Task item — In the lines below, look for "icon". Copy each line where it appears.

Component data from apps and pages:
▼

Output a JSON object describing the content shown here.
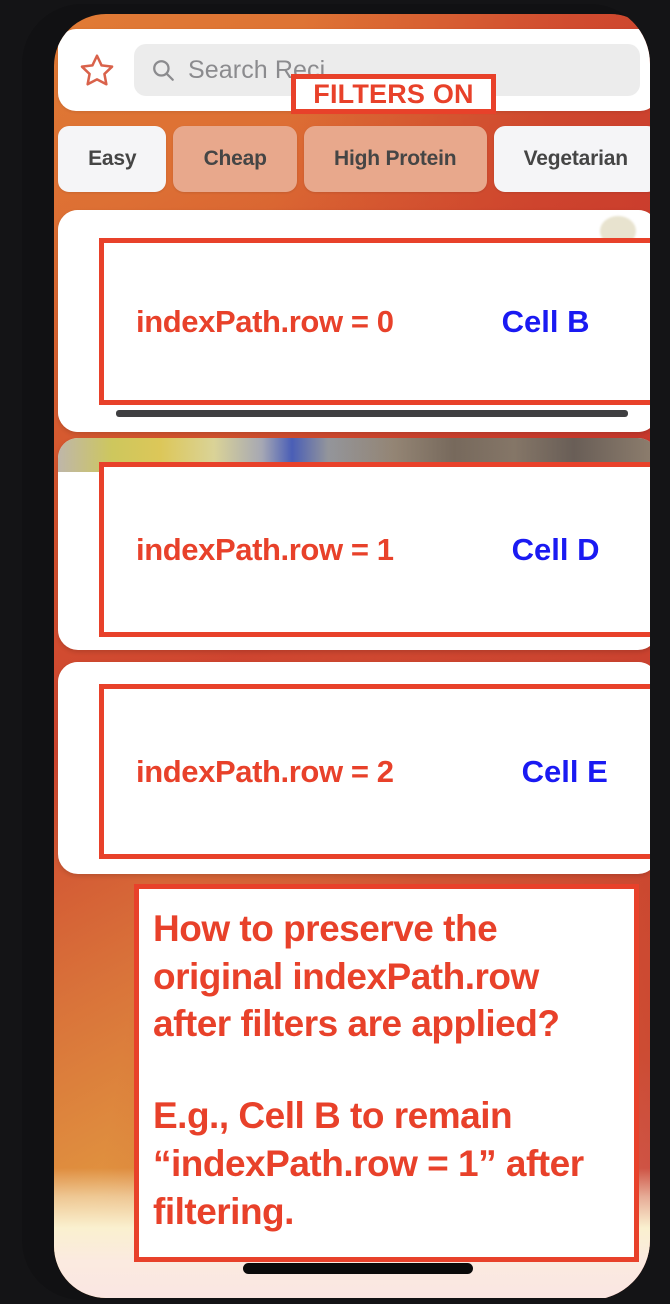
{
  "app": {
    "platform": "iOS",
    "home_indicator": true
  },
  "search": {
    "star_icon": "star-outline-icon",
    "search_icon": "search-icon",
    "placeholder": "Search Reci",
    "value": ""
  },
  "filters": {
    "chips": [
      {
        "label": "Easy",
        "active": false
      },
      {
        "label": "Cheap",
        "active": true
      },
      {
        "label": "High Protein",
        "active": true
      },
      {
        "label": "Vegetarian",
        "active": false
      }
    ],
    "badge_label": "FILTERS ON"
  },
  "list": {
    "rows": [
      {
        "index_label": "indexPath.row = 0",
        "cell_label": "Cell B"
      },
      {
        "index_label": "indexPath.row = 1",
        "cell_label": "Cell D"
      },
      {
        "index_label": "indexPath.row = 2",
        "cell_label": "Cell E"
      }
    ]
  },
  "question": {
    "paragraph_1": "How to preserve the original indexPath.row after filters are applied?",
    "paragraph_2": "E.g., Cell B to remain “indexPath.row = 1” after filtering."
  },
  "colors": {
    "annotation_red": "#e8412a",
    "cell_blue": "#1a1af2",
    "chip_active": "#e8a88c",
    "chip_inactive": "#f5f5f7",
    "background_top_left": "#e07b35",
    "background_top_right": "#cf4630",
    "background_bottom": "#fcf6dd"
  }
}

▲

Response to the task —
    "star_icon": "star-outline-icon",
    "search_icon": "search-icon",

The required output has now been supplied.